## ESTRATTO DEL DOCUMENTO
────────────────────────────────────────
Giustizia è fatta, pensò la gente,
ma in verità non era stato giusto,
perché OK, sì, Jimmy il pedofilo,
ma Ilpedofilo era il cognome.
Ma l’occhio di bue non è solo per ‘a Carogna. La questione ultras è l’ultima in ordine di tempo che attribuisce all’ordine pubblico l’intero carico di una riflessione sociale e politica sui conflitti. Nel calderone delle leggi speciali negli ultimi anni sono finiti le manifestazioni di piazza, l’immigrazione, le questioni di genere, le tossicodipendenze, le occupazioni: quando la politica attonita – i colori dei governi non contano – si trova di fronte a una questione sociale che invoca discussione, riflessione, interventi educativi, ecco che si sbriga a risolvere tutto subito con il tappo di una legge speciale, con una reazione di fermezza, facendosi scudo delle fiammate d’indignazione. Quello che resta, appena passata la buriana, è qualche provvedimento esemplare, il fumo di quello che sembrava tanto tanto sdegno, qualche leggina in più e soprattutto una polizia con più potere d’arbitrio.
────────────────────────────────────────
## INSIEME DI DATI
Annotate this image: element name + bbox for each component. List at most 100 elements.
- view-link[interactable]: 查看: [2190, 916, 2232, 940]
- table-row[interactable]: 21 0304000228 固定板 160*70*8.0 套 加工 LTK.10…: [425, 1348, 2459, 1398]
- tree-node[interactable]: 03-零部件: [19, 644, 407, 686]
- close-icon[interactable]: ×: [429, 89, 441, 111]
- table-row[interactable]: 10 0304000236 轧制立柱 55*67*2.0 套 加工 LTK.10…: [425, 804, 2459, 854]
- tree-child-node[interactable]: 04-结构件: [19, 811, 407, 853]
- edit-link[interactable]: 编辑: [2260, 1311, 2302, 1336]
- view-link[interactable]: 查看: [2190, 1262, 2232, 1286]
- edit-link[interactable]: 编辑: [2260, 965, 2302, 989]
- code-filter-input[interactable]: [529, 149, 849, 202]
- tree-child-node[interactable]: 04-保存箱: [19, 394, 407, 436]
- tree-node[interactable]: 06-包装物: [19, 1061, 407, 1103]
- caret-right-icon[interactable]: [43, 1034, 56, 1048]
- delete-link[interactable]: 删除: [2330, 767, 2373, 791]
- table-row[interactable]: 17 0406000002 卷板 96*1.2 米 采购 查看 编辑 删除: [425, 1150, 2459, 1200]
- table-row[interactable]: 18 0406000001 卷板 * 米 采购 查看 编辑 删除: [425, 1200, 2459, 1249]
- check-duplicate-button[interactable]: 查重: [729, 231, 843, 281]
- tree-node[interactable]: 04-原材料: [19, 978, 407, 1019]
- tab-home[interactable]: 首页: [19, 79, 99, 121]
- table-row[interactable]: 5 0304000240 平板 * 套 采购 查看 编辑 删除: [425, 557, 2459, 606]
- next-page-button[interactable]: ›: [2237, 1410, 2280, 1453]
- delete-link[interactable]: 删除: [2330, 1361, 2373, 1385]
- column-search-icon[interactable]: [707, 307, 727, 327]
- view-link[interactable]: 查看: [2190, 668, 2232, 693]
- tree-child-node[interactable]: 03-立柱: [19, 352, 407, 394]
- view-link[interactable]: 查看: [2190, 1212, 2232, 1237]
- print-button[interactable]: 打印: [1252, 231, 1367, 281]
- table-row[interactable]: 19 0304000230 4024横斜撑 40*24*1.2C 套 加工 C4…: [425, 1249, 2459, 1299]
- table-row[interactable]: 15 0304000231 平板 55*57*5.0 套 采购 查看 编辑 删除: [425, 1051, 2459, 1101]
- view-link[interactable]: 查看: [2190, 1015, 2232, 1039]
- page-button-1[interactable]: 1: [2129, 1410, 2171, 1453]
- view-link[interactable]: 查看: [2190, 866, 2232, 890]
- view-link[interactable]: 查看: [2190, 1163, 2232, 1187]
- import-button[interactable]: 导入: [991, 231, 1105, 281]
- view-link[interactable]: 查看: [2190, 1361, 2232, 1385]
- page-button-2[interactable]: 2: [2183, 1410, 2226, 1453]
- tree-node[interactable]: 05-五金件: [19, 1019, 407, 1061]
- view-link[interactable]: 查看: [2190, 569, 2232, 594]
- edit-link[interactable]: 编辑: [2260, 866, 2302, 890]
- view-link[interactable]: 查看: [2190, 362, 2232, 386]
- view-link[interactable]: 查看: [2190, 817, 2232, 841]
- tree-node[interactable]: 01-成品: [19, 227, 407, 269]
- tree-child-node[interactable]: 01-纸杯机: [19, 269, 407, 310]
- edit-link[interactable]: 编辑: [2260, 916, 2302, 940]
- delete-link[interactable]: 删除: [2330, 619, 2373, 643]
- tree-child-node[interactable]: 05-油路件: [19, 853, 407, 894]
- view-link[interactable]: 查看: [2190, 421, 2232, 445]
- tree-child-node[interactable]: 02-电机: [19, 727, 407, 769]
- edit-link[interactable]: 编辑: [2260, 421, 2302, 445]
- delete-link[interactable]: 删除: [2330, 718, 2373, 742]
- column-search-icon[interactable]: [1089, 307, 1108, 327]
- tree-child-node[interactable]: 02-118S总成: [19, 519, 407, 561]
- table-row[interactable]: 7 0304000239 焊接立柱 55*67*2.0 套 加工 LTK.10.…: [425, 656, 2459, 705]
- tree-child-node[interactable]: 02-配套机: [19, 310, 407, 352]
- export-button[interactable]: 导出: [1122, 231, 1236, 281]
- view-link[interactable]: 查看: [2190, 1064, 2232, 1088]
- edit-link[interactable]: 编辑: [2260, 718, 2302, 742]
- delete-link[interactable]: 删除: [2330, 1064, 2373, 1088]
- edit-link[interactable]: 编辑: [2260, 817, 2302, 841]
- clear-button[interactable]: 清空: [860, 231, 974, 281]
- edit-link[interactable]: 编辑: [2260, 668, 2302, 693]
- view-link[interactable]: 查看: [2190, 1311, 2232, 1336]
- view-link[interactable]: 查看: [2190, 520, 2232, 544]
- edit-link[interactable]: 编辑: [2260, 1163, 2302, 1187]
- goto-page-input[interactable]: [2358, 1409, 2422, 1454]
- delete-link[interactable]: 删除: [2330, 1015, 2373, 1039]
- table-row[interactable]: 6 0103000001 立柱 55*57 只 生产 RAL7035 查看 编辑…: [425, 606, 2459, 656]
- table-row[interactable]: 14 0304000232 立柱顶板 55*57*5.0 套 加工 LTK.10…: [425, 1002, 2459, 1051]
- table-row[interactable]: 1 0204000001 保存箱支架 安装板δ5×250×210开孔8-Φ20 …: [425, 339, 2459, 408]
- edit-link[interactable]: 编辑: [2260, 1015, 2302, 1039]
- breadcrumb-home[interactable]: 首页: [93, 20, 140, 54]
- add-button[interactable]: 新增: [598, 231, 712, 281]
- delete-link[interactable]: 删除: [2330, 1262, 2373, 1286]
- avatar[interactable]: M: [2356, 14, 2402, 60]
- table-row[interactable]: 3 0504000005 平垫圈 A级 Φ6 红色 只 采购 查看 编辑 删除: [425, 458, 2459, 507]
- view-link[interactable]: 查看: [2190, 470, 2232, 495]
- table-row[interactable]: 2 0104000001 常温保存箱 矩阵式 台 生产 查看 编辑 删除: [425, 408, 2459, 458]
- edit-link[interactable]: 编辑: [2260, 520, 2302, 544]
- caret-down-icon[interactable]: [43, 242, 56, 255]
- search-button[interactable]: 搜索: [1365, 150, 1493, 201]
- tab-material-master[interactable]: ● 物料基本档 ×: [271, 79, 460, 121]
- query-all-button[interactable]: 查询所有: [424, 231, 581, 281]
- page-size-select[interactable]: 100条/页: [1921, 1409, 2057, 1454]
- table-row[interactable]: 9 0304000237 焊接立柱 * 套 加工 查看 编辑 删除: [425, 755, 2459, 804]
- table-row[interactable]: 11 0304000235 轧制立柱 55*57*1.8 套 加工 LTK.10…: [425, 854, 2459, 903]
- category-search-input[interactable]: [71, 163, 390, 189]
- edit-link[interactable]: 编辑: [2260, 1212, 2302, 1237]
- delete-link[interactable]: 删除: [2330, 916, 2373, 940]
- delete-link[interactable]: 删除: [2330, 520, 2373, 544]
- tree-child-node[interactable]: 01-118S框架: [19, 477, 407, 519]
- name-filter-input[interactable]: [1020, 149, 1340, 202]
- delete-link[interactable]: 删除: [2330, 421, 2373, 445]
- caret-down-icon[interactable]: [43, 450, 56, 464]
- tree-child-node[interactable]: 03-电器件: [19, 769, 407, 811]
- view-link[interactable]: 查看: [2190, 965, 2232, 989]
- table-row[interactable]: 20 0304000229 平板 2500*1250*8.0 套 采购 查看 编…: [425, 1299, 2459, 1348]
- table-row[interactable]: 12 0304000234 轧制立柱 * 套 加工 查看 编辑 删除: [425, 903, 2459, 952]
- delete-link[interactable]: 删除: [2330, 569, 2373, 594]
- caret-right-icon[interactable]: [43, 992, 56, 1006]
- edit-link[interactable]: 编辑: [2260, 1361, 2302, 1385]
────────────────────────────────────────
## INFORMAZIONI SUL COMPITO
Prosegui il testo sulla questione ultras e sulle leggi speciali, riprendendo subito dopo l'ultima frase. Le righe sono materiale a sé, distinto dal testo.

## RISULTATO DELL'ESERCIZIO
Quello che non avviene, mai, è una maggiore conoscenza del fenomeno. In questo caso, chi sono gli ultras? come funziona il tifo organizzato in Italia? Qualcuno dei commentatori sportivi che ogni giorno ci ammaniscono con luoghi comuni strafatti di cattiva retorica si è mai letto gli studi di Alessandro Dal Lago o di Valerio Marchi? Un paio di post in questi giorni in rete ponevano lo stesso problema di prospettiva: il primo, sulla Privata Repubblica, ricordava il valore imprescindibile del lavoro di Marchi e soprattutto metteva in luce come in queste narrazioni tossiche finisca per essere opacizzato un dato centrale: la matrice neofascista della violenza. Un bellissimo pezzo di Stefano Ciavatta di un annetto fa su Rivista Studio raccontava, da tifoso storico, come il legame fascismo-tifo va al di là di alcune semplificazioni da frange estreme.
Un altro pezzo su Commonware esplicitava qual è forse la ragione dell’esplosione randomica di violenza che ha a che fare con il calcio: le misure di cieca repressione che oggi ancora si continuano stupidamente a invocare.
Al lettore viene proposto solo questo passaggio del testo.